-------- Data for processing

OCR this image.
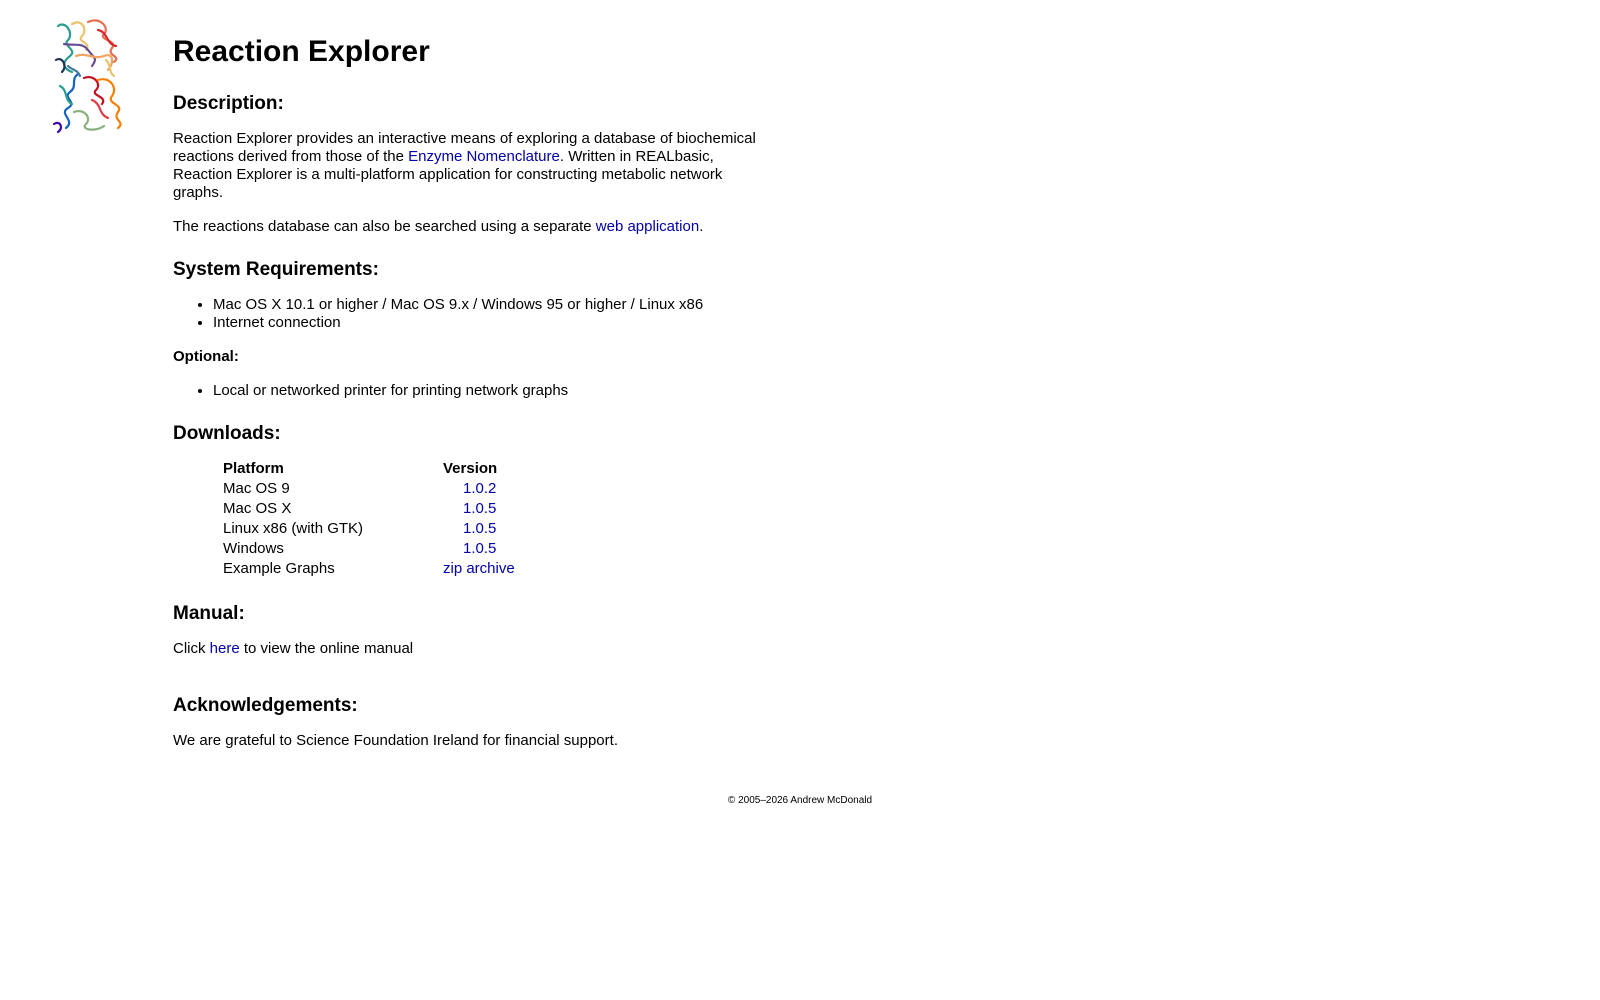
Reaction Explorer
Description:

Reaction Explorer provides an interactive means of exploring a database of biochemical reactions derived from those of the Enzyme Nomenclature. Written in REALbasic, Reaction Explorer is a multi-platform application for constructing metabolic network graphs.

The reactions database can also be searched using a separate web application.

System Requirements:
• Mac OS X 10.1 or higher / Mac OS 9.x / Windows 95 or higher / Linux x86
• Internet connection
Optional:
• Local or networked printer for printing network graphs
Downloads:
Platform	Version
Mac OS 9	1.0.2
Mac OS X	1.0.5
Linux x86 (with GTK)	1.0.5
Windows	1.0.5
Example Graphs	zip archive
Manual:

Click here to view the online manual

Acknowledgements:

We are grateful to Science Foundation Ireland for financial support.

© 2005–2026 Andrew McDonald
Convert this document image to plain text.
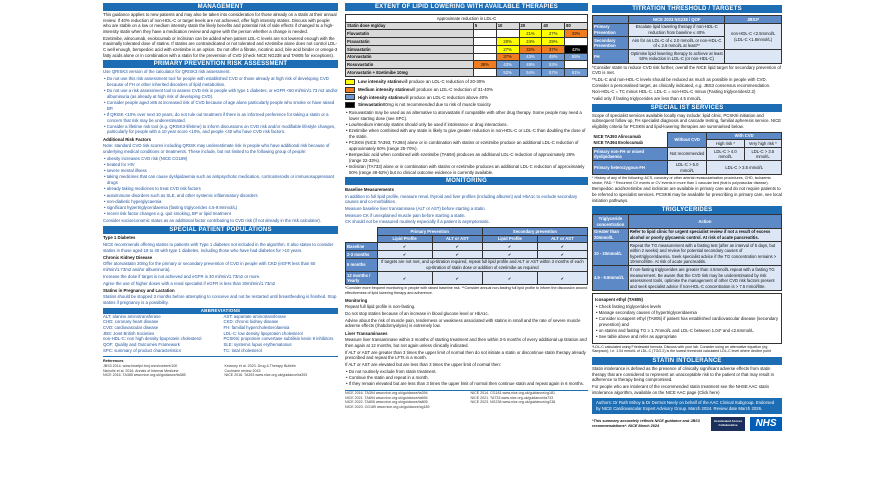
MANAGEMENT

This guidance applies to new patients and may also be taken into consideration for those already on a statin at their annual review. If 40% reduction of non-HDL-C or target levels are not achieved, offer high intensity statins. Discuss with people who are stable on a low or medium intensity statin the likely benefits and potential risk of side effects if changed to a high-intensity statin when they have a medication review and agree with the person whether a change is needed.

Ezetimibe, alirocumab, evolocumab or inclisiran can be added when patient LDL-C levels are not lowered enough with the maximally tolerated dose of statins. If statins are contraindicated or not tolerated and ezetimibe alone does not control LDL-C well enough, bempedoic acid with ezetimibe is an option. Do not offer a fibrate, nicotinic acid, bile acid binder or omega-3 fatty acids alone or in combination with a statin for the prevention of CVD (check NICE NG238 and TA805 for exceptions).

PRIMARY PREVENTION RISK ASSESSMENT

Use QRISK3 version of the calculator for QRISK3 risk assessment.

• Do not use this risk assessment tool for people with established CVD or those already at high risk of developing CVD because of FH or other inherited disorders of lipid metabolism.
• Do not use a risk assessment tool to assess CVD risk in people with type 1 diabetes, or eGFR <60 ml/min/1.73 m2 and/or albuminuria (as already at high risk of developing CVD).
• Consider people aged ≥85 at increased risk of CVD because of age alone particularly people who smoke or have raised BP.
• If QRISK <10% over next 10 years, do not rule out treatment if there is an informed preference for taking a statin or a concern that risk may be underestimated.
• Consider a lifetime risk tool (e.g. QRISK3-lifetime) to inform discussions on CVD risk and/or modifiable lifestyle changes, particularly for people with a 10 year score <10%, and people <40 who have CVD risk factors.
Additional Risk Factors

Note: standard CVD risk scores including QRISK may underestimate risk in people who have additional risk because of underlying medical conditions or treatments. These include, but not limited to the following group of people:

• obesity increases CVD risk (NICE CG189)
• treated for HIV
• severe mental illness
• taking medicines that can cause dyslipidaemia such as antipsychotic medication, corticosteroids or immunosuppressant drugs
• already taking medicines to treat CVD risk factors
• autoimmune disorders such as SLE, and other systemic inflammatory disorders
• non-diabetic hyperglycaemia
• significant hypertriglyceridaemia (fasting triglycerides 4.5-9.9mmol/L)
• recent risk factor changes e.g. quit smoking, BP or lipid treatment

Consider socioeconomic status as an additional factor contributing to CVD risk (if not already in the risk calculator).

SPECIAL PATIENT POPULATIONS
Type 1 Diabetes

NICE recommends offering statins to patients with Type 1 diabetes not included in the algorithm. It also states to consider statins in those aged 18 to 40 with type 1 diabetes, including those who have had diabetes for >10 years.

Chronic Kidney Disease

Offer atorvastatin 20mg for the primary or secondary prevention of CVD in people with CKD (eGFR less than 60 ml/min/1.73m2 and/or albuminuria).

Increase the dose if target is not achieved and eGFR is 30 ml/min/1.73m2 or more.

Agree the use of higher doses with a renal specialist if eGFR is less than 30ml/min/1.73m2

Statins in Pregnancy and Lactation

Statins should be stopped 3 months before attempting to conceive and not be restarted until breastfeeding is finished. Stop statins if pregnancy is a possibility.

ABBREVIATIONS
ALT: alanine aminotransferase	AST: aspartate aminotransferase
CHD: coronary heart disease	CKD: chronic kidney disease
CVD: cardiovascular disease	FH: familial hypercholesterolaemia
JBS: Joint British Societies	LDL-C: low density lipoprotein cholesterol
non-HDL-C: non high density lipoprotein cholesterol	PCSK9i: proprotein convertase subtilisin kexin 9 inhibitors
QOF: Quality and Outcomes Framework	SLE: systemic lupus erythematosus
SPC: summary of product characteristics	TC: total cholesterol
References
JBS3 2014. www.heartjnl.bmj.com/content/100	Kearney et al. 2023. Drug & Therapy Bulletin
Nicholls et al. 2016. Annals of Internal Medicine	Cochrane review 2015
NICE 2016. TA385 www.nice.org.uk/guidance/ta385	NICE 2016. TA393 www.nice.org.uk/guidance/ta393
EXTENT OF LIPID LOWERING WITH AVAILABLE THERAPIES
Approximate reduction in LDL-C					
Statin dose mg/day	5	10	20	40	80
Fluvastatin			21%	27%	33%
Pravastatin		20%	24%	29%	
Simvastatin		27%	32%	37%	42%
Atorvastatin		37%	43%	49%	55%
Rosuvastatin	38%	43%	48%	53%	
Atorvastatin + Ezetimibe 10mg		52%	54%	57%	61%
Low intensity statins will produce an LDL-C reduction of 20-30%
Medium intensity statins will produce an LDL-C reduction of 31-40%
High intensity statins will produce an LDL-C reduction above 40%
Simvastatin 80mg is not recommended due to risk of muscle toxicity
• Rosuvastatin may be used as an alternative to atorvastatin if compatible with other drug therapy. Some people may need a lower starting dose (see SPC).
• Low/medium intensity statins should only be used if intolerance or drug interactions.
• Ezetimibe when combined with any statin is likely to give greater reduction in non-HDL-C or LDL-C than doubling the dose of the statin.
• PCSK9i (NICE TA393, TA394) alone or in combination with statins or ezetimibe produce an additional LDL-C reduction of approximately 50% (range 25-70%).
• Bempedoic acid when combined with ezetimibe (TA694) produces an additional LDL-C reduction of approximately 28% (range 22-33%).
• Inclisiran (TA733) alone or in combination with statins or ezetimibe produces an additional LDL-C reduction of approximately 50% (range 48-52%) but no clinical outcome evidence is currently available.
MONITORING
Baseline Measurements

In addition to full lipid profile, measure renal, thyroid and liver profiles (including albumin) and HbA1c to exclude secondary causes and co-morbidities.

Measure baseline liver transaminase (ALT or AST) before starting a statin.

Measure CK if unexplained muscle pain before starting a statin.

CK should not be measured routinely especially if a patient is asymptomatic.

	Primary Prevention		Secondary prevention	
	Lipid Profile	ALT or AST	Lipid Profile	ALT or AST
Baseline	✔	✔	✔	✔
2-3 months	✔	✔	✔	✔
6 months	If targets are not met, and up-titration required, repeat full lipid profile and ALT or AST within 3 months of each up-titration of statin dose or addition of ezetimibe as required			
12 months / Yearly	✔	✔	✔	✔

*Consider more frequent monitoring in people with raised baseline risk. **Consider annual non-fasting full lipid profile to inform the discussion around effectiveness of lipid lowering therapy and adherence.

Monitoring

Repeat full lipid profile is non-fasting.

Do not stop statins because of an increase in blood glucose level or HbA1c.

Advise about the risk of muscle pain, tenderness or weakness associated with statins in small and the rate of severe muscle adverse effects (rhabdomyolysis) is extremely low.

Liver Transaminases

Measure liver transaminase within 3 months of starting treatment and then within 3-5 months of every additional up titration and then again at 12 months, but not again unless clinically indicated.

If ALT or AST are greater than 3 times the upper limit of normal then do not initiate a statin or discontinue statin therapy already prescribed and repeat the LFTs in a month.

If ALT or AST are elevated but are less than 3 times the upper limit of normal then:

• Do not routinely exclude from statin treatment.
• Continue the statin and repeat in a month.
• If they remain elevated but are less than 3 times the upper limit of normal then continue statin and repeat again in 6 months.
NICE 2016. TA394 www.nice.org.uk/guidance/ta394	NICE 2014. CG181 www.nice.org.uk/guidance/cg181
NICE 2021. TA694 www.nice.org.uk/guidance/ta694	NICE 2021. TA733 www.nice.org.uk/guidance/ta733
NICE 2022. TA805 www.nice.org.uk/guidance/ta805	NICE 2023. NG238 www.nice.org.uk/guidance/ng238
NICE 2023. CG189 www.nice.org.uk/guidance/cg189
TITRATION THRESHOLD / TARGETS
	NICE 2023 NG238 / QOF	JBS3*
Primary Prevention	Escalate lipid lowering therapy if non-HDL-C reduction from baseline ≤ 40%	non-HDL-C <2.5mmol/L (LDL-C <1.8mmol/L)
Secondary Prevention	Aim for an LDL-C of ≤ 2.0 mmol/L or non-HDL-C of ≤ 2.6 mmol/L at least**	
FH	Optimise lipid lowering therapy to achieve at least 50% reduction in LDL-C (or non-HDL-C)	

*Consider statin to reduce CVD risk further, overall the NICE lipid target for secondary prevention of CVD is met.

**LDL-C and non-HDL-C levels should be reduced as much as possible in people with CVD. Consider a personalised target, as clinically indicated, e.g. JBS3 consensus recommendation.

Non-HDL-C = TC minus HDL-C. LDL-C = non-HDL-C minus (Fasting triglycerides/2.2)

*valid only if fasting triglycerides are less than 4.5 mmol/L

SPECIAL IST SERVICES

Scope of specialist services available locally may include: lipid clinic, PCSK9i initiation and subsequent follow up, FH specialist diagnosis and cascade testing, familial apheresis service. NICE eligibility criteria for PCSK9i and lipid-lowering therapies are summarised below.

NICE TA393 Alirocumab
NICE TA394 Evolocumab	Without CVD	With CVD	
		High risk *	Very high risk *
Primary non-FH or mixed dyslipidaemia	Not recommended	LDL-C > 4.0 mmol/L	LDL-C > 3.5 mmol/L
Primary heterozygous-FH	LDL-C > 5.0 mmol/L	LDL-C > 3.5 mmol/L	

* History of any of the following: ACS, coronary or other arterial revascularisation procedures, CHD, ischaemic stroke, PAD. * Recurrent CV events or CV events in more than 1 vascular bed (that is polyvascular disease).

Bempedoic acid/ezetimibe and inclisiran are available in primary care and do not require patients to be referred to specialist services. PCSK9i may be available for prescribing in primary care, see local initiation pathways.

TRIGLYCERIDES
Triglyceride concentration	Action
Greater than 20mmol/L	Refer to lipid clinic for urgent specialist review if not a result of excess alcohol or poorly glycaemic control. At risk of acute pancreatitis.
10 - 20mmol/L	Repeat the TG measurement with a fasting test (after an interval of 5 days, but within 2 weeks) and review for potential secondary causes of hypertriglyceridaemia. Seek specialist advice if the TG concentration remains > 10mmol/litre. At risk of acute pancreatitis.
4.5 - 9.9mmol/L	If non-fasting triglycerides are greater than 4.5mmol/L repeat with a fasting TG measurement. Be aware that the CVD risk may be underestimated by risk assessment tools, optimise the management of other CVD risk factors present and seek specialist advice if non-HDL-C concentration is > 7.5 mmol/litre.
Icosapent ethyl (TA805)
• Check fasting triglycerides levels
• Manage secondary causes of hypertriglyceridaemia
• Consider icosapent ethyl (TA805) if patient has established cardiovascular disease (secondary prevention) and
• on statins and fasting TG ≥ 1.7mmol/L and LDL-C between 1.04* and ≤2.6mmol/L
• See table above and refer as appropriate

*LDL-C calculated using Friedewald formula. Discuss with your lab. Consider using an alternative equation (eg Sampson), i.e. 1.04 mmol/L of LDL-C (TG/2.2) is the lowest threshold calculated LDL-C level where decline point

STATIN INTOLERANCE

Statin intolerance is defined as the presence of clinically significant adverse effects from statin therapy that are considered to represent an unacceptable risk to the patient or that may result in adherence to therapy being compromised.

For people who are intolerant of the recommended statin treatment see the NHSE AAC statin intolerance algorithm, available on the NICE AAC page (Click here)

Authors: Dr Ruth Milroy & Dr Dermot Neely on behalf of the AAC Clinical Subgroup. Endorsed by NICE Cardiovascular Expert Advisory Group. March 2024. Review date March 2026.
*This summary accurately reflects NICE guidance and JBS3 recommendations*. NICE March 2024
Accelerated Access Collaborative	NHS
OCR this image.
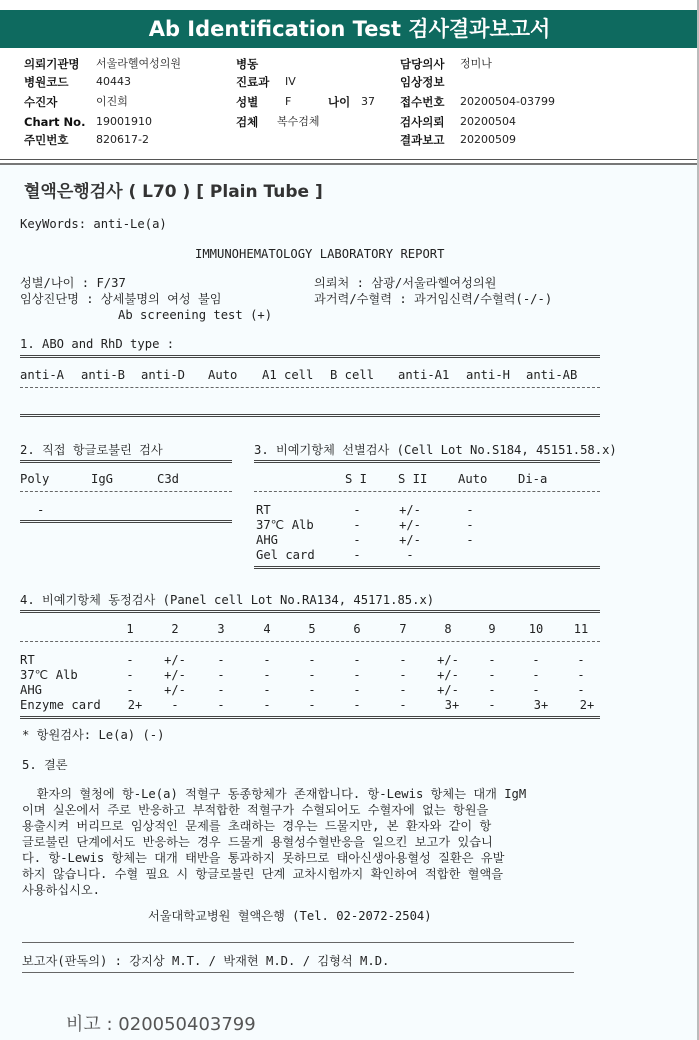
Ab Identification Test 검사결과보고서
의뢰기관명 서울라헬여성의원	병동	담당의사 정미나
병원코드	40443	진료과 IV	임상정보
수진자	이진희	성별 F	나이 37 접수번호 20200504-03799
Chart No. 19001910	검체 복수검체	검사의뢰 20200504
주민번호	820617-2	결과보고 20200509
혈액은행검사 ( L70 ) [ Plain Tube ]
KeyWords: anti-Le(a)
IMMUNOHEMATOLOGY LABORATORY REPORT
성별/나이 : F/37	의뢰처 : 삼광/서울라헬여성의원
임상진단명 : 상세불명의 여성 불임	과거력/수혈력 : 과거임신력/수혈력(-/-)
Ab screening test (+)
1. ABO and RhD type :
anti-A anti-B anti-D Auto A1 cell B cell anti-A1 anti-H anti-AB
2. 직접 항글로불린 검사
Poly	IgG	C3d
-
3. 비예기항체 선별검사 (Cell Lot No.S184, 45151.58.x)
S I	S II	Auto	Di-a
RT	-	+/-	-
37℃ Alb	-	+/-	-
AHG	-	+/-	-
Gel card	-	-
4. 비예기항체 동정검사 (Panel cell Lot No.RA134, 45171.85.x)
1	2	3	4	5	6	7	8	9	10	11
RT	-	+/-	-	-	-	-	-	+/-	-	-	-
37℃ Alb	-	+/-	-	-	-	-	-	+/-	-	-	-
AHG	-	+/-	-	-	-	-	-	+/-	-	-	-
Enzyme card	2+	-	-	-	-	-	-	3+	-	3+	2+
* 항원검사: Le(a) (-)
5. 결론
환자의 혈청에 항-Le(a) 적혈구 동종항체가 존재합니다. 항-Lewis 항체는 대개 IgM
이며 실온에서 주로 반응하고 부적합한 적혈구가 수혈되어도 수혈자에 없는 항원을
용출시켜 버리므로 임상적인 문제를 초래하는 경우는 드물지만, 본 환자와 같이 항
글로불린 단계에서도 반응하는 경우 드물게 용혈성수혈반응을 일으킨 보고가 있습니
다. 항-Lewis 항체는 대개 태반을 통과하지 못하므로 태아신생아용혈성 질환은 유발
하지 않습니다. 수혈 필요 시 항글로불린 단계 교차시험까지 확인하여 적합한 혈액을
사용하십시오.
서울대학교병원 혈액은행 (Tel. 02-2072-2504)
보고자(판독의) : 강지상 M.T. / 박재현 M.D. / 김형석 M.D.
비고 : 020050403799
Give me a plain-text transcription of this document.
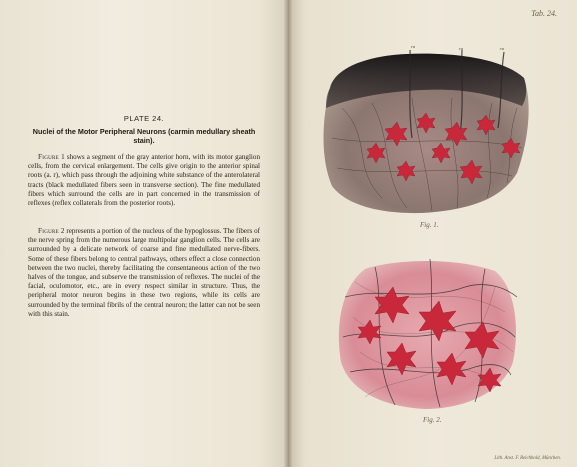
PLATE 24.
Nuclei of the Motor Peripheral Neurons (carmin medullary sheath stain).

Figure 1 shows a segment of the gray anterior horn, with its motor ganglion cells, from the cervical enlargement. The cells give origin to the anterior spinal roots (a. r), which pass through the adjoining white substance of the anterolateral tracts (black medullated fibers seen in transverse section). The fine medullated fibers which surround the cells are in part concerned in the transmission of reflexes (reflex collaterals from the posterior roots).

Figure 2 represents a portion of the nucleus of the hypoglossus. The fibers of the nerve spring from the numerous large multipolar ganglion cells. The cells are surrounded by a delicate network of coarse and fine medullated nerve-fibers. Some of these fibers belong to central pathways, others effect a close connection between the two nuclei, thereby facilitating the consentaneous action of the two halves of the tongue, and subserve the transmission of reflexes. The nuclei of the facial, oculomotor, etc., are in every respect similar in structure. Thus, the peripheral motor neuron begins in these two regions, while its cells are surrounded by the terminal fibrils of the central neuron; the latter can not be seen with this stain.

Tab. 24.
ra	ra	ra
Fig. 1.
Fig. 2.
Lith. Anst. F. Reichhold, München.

----------------

◆ Task to complete: Your answer should be one number: how many lines in the material above contain the string "muscle".

◆ Exercise solution: 3